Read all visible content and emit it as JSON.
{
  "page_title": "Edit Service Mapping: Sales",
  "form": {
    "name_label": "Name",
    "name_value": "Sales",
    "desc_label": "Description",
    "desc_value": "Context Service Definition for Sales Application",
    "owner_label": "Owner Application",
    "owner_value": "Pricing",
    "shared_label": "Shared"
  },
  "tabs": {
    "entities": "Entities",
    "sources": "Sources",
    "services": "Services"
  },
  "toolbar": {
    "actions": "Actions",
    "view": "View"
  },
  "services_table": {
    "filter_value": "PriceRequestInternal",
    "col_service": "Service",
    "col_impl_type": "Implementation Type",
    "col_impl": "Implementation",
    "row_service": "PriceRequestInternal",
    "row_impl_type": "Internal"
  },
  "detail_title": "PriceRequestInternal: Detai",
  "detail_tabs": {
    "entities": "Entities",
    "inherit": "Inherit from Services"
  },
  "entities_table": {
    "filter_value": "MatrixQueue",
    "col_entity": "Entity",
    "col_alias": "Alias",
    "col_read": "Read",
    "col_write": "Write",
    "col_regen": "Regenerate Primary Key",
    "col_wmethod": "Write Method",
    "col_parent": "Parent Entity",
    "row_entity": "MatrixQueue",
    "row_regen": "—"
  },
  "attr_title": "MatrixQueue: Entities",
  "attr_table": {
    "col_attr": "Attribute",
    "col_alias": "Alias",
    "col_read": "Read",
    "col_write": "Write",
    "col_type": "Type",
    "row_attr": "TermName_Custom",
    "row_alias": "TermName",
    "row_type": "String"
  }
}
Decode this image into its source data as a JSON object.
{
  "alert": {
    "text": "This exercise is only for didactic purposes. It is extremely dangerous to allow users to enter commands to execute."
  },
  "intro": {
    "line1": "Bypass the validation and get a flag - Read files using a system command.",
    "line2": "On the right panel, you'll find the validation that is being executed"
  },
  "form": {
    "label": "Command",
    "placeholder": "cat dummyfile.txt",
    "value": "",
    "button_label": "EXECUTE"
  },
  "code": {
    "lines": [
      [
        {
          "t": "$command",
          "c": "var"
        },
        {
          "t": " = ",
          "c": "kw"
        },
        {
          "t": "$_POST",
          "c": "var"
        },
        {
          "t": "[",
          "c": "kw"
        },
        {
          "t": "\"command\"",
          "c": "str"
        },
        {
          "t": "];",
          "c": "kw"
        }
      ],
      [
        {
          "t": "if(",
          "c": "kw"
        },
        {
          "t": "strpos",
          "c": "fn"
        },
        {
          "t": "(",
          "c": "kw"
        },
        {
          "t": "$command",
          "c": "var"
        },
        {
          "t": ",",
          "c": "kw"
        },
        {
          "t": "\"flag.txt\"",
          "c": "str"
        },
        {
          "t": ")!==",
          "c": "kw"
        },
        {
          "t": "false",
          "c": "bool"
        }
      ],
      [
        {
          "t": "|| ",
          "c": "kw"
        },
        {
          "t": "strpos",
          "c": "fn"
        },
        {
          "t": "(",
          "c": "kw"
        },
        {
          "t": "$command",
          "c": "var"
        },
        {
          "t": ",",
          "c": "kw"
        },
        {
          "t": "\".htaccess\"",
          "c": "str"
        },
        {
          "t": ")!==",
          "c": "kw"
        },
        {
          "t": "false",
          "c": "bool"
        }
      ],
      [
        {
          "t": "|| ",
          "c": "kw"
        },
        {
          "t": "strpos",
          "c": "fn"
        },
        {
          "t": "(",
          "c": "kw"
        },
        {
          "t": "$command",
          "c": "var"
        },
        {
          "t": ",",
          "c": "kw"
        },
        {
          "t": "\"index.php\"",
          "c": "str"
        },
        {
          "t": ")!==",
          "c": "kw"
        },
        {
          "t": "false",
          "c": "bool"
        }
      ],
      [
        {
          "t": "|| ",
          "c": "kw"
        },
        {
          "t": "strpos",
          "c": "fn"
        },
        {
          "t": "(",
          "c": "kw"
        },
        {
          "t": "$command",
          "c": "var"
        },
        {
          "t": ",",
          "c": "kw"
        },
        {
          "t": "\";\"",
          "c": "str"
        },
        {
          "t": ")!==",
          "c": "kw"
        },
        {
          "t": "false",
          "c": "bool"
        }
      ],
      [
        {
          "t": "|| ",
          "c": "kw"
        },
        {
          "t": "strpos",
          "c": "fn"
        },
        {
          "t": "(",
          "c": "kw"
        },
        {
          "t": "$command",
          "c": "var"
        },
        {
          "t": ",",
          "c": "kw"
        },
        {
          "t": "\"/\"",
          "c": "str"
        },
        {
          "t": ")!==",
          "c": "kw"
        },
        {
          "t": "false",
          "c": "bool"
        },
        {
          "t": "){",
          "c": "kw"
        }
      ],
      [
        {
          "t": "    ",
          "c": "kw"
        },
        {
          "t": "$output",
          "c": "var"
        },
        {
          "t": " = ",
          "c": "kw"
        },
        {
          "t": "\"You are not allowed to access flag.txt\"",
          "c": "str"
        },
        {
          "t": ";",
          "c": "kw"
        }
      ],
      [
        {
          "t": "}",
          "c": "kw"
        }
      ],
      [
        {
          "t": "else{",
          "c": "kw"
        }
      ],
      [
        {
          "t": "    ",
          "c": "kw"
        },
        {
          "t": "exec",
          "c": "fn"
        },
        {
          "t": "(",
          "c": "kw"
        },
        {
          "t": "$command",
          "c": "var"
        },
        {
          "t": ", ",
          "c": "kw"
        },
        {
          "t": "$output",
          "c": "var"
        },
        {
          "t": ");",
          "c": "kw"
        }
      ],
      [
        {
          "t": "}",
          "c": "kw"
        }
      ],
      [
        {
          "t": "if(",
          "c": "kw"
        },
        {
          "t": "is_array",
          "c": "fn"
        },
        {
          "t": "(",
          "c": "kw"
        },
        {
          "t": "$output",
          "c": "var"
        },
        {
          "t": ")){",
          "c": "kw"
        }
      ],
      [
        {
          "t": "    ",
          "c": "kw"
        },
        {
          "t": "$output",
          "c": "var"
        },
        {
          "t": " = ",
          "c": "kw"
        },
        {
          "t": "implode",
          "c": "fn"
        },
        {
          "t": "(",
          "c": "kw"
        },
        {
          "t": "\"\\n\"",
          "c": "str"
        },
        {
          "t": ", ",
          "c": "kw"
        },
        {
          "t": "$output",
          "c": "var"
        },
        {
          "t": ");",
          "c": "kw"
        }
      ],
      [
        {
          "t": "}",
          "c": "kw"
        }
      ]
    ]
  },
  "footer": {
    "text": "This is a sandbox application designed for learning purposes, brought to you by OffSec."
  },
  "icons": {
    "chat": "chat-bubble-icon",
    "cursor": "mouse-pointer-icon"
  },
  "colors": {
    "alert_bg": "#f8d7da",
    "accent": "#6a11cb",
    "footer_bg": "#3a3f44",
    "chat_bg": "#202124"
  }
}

_What the exercise asks_
Your task is to print all of the records exactly.

_Solution to this problem_
Read all visible content and emit it as JSON.
{
  "page_title": "Edit Service Mapping: Sales",
  "form": {
    "name_label": "Name",
    "name_value": "Sales",
    "desc_label": "Description",
    "desc_value": "Context Service Definition for Sales Application",
    "owner_label": "Owner Application",
    "owner_value": "Pricing",
    "shared_label": "Shared"
  },
  "tabs": {
    "entities": "Entities",
    "sources": "Sources",
    "services": "Services"
  },
  "toolbar": {
    "actions": "Actions",
    "view": "View"
  },
  "services_table": {
    "filter_value": "PriceRequestInternal",
    "col_service": "Service",
    "col_impl_type": "Implementation Type",
    "col_impl": "Implementation",
    "row_service": "PriceRequestInternal",
    "row_impl_type": "Internal"
  },
  "detail_title": "PriceRequestInternal: Detai",
  "detail_tabs": {
    "entities": "Entities",
    "inherit": "Inherit from Services"
  },
  "entities_table": {
    "filter_value": "MatrixQueue",
    "col_entity": "Entity",
    "col_alias": "Alias",
    "col_read": "Read",
    "col_write": "Write",
    "col_regen": "Regenerate Primary Key",
    "col_wmethod": "Write Method",
    "col_parent": "Parent Entity",
    "row_entity": "MatrixQueue",
    "row_regen": "—"
  },
  "attr_title": "MatrixQueue: Entities",
  "attr_table": {
    "col_attr": "Attribute",
    "col_alias": "Alias",
    "col_read": "Read",
    "col_write": "Write",
    "col_type": "Type",
    "row_attr": "TermName_Custom",
    "row_alias": "TermName",
    "row_type": "String"
  }
}
Decode this image into its source data as a JSON object.
{
  "alert": {
    "text": "This exercise is only for didactic purposes. It is extremely dangerous to allow users to enter commands to execute."
  },
  "intro": {
    "line1": "Bypass the validation and get a flag - Read files using a system command.",
    "line2": "On the right panel, you'll find the validation that is being executed"
  },
  "form": {
    "label": "Command",
    "placeholder": "cat dummyfile.txt",
    "value": "",
    "button_label": "EXECUTE"
  },
  "code": {
    "lines": [
      [
        {
          "t": "$command",
          "c": "var"
        },
        {
          "t": " = ",
          "c": "kw"
        },
        {
          "t": "$_POST",
          "c": "var"
        },
        {
          "t": "[",
          "c": "kw"
        },
        {
          "t": "\"command\"",
          "c": "str"
        },
        {
          "t": "];",
          "c": "kw"
        }
      ],
      [
        {
          "t": "if(",
          "c": "kw"
        },
        {
          "t": "strpos",
          "c": "fn"
        },
        {
          "t": "(",
          "c": "kw"
        },
        {
          "t": "$command",
          "c": "var"
        },
        {
          "t": ",",
          "c": "kw"
        },
        {
          "t": "\"flag.txt\"",
          "c": "str"
        },
        {
          "t": ")!==",
          "c": "kw"
        },
        {
          "t": "false",
          "c": "bool"
        }
      ],
      [
        {
          "t": "|| ",
          "c": "kw"
        },
        {
          "t": "strpos",
          "c": "fn"
        },
        {
          "t": "(",
          "c": "kw"
        },
        {
          "t": "$command",
          "c": "var"
        },
        {
          "t": ",",
          "c": "kw"
        },
        {
          "t": "\".htaccess\"",
          "c": "str"
        },
        {
          "t": ")!==",
          "c": "kw"
        },
        {
          "t": "false",
          "c": "bool"
        }
      ],
      [
        {
          "t": "|| ",
          "c": "kw"
        },
        {
          "t": "strpos",
          "c": "fn"
        },
        {
          "t": "(",
          "c": "kw"
        },
        {
          "t": "$command",
          "c": "var"
        },
        {
          "t": ",",
          "c": "kw"
        },
        {
          "t": "\"index.php\"",
          "c": "str"
        },
        {
          "t": ")!==",
          "c": "kw"
        },
        {
          "t": "false",
          "c": "bool"
        }
      ],
      [
        {
          "t": "|| ",
          "c": "kw"
        },
        {
          "t": "strpos",
          "c": "fn"
        },
        {
          "t": "(",
          "c": "kw"
        },
        {
          "t": "$command",
          "c": "var"
        },
        {
          "t": ",",
          "c": "kw"
        },
        {
          "t": "\";\"",
          "c": "str"
        },
        {
          "t": ")!==",
          "c": "kw"
        },
        {
          "t": "false",
          "c": "bool"
        }
      ],
      [
        {
          "t": "|| ",
          "c": "kw"
        },
        {
          "t": "strpos",
          "c": "fn"
        },
        {
          "t": "(",
          "c": "kw"
        },
        {
          "t": "$command",
          "c": "var"
        },
        {
          "t": ",",
          "c": "kw"
        },
        {
          "t": "\"/\"",
          "c": "str"
        },
        {
          "t": ")!==",
          "c": "kw"
        },
        {
          "t": "false",
          "c": "bool"
        },
        {
          "t": "){",
          "c": "kw"
        }
      ],
      [
        {
          "t": "    ",
          "c": "kw"
        },
        {
          "t": "$output",
          "c": "var"
        },
        {
          "t": " = ",
          "c": "kw"
        },
        {
          "t": "\"You are not allowed to access flag.txt\"",
          "c": "str"
        },
        {
          "t": ";",
          "c": "kw"
        }
      ],
      [
        {
          "t": "}",
          "c": "kw"
        }
      ],
      [
        {
          "t": "else{",
          "c": "kw"
        }
      ],
      [
        {
          "t": "    ",
          "c": "kw"
        },
        {
          "t": "exec",
          "c": "fn"
        },
        {
          "t": "(",
          "c": "kw"
        },
        {
          "t": "$command",
          "c": "var"
        },
        {
          "t": ", ",
          "c": "kw"
        },
        {
          "t": "$output",
          "c": "var"
        },
        {
          "t": ");",
          "c": "kw"
        }
      ],
      [
        {
          "t": "}",
          "c": "kw"
        }
      ],
      [
        {
          "t": "if(",
          "c": "kw"
        },
        {
          "t": "is_array",
          "c": "fn"
        },
        {
          "t": "(",
          "c": "kw"
        },
        {
          "t": "$output",
          "c": "var"
        },
        {
          "t": ")){",
          "c": "kw"
        }
      ],
      [
        {
          "t": "    ",
          "c": "kw"
        },
        {
          "t": "$output",
          "c": "var"
        },
        {
          "t": " = ",
          "c": "kw"
        },
        {
          "t": "implode",
          "c": "fn"
        },
        {
          "t": "(",
          "c": "kw"
        },
        {
          "t": "\"\\n\"",
          "c": "str"
        },
        {
          "t": ", ",
          "c": "kw"
        },
        {
          "t": "$output",
          "c": "var"
        },
        {
          "t": ");",
          "c": "kw"
        }
      ],
      [
        {
          "t": "}",
          "c": "kw"
        }
      ]
    ]
  },
  "footer": {
    "text": "This is a sandbox application designed for learning purposes, brought to you by OffSec."
  },
  "icons": {
    "chat": "chat-bubble-icon",
    "cursor": "mouse-pointer-icon"
  },
  "colors": {
    "alert_bg": "#f8d7da",
    "accent": "#6a11cb",
    "footer_bg": "#3a3f44",
    "chat_bg": "#202124"
  }
}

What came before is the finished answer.